◆ SET TASK:
Using the data below, repeat all of it precisely.
[Begin]
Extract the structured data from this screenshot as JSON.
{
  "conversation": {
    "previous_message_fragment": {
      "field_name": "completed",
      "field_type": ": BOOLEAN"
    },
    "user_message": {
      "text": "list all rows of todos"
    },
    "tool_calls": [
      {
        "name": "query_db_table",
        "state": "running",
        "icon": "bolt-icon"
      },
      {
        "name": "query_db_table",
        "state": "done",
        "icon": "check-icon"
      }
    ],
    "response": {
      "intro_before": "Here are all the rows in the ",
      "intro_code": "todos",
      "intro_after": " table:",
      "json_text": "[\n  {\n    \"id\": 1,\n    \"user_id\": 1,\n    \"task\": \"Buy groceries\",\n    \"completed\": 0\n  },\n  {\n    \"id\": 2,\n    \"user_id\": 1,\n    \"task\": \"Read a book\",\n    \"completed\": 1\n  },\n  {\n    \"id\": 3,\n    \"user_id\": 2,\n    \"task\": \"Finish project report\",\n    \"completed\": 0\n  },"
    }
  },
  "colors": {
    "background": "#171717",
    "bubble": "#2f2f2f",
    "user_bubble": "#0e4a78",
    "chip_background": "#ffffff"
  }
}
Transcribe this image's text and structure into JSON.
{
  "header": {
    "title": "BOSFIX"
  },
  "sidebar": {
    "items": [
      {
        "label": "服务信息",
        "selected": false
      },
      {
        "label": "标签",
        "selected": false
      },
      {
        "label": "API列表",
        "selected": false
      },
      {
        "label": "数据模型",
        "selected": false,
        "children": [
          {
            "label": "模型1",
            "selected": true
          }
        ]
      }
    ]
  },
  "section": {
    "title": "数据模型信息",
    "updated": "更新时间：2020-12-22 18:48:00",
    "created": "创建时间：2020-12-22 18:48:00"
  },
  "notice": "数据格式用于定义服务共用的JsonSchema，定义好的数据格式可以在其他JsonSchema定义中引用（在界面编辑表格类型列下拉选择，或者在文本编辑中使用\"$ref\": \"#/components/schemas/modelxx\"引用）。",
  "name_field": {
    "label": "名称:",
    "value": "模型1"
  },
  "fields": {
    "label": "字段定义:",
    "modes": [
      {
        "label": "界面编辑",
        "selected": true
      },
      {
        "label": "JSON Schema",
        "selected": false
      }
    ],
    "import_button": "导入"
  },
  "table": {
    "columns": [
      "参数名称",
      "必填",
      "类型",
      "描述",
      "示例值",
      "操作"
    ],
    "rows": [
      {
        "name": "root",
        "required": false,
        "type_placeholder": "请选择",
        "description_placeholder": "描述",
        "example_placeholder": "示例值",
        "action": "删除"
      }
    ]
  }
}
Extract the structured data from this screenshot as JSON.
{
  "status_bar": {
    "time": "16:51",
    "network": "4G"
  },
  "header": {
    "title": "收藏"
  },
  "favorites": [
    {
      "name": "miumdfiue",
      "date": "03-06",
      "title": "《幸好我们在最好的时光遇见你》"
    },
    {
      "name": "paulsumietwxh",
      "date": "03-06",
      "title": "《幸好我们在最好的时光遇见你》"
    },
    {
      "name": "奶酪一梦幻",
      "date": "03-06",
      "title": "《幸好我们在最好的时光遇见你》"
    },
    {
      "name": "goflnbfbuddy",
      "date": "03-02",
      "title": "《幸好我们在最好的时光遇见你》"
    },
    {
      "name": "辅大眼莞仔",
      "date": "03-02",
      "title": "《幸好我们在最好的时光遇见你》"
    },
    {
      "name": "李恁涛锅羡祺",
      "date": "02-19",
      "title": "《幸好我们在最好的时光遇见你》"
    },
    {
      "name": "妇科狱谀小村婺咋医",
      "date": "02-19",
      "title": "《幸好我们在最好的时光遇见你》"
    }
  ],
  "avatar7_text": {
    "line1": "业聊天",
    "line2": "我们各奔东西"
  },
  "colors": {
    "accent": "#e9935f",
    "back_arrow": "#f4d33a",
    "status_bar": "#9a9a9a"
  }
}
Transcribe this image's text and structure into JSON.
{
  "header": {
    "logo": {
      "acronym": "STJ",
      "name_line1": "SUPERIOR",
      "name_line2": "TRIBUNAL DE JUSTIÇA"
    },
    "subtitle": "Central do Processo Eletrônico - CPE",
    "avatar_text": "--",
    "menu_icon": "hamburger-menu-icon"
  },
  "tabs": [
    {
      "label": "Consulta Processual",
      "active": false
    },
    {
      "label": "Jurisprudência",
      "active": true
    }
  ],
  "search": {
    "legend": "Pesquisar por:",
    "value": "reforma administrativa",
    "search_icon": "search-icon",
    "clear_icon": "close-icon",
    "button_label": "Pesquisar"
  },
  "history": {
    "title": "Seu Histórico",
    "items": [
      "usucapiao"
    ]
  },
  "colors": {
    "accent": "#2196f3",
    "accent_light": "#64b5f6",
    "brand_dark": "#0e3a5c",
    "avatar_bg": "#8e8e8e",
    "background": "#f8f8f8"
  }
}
[End]
◆ THE RESPONSE:
Extract the structured data from this screenshot as JSON.
{
  "conversation": {
    "previous_message_fragment": {
      "field_name": "completed",
      "field_type": ": BOOLEAN"
    },
    "user_message": {
      "text": "list all rows of todos"
    },
    "tool_calls": [
      {
        "name": "query_db_table",
        "state": "running",
        "icon": "bolt-icon"
      },
      {
        "name": "query_db_table",
        "state": "done",
        "icon": "check-icon"
      }
    ],
    "response": {
      "intro_before": "Here are all the rows in the ",
      "intro_code": "todos",
      "intro_after": " table:",
      "json_text": "[\n  {\n    \"id\": 1,\n    \"user_id\": 1,\n    \"task\": \"Buy groceries\",\n    \"completed\": 0\n  },\n  {\n    \"id\": 2,\n    \"user_id\": 1,\n    \"task\": \"Read a book\",\n    \"completed\": 1\n  },\n  {\n    \"id\": 3,\n    \"user_id\": 2,\n    \"task\": \"Finish project report\",\n    \"completed\": 0\n  },"
    }
  },
  "colors": {
    "background": "#171717",
    "bubble": "#2f2f2f",
    "user_bubble": "#0e4a78",
    "chip_background": "#ffffff"
  }
}
Transcribe this image's text and structure into JSON.
{
  "header": {
    "title": "BOSFIX"
  },
  "sidebar": {
    "items": [
      {
        "label": "服务信息",
        "selected": false
      },
      {
        "label": "标签",
        "selected": false
      },
      {
        "label": "API列表",
        "selected": false
      },
      {
        "label": "数据模型",
        "selected": false,
        "children": [
          {
            "label": "模型1",
            "selected": true
          }
        ]
      }
    ]
  },
  "section": {
    "title": "数据模型信息",
    "updated": "更新时间：2020-12-22 18:48:00",
    "created": "创建时间：2020-12-22 18:48:00"
  },
  "notice": "数据格式用于定义服务共用的JsonSchema，定义好的数据格式可以在其他JsonSchema定义中引用（在界面编辑表格类型列下拉选择，或者在文本编辑中使用\"$ref\": \"#/components/schemas/modelxx\"引用）。",
  "name_field": {
    "label": "名称:",
    "value": "模型1"
  },
  "fields": {
    "label": "字段定义:",
    "modes": [
      {
        "label": "界面编辑",
        "selected": true
      },
      {
        "label": "JSON Schema",
        "selected": false
      }
    ],
    "import_button": "导入"
  },
  "table": {
    "columns": [
      "参数名称",
      "必填",
      "类型",
      "描述",
      "示例值",
      "操作"
    ],
    "rows": [
      {
        "name": "root",
        "required": false,
        "type_placeholder": "请选择",
        "description_placeholder": "描述",
        "example_placeholder": "示例值",
        "action": "删除"
      }
    ]
  }
}
Extract the structured data from this screenshot as JSON.
{
  "status_bar": {
    "time": "16:51",
    "network": "4G"
  },
  "header": {
    "title": "收藏"
  },
  "favorites": [
    {
      "name": "miumdfiue",
      "date": "03-06",
      "title": "《幸好我们在最好的时光遇见你》"
    },
    {
      "name": "paulsumietwxh",
      "date": "03-06",
      "title": "《幸好我们在最好的时光遇见你》"
    },
    {
      "name": "奶酪一梦幻",
      "date": "03-06",
      "title": "《幸好我们在最好的时光遇见你》"
    },
    {
      "name": "goflnbfbuddy",
      "date": "03-02",
      "title": "《幸好我们在最好的时光遇见你》"
    },
    {
      "name": "辅大眼莞仔",
      "date": "03-02",
      "title": "《幸好我们在最好的时光遇见你》"
    },
    {
      "name": "李恁涛锅羡祺",
      "date": "02-19",
      "title": "《幸好我们在最好的时光遇见你》"
    },
    {
      "name": "妇科狱谀小村婺咋医",
      "date": "02-19",
      "title": "《幸好我们在最好的时光遇见你》"
    }
  ],
  "avatar7_text": {
    "line1": "业聊天",
    "line2": "我们各奔东西"
  },
  "colors": {
    "accent": "#e9935f",
    "back_arrow": "#f4d33a",
    "status_bar": "#9a9a9a"
  }
}
Transcribe this image's text and structure into JSON.
{
  "header": {
    "logo": {
      "acronym": "STJ",
      "name_line1": "SUPERIOR",
      "name_line2": "TRIBUNAL DE JUSTIÇA"
    },
    "subtitle": "Central do Processo Eletrônico - CPE",
    "avatar_text": "--",
    "menu_icon": "hamburger-menu-icon"
  },
  "tabs": [
    {
      "label": "Consulta Processual",
      "active": false
    },
    {
      "label": "Jurisprudência",
      "active": true
    }
  ],
  "search": {
    "legend": "Pesquisar por:",
    "value": "reforma administrativa",
    "search_icon": "search-icon",
    "clear_icon": "close-icon",
    "button_label": "Pesquisar"
  },
  "history": {
    "title": "Seu Histórico",
    "items": [
      "usucapiao"
    ]
  },
  "colors": {
    "accent": "#2196f3",
    "accent_light": "#64b5f6",
    "brand_dark": "#0e3a5c",
    "avatar_bg": "#8e8e8e",
    "background": "#f8f8f8"
  }
}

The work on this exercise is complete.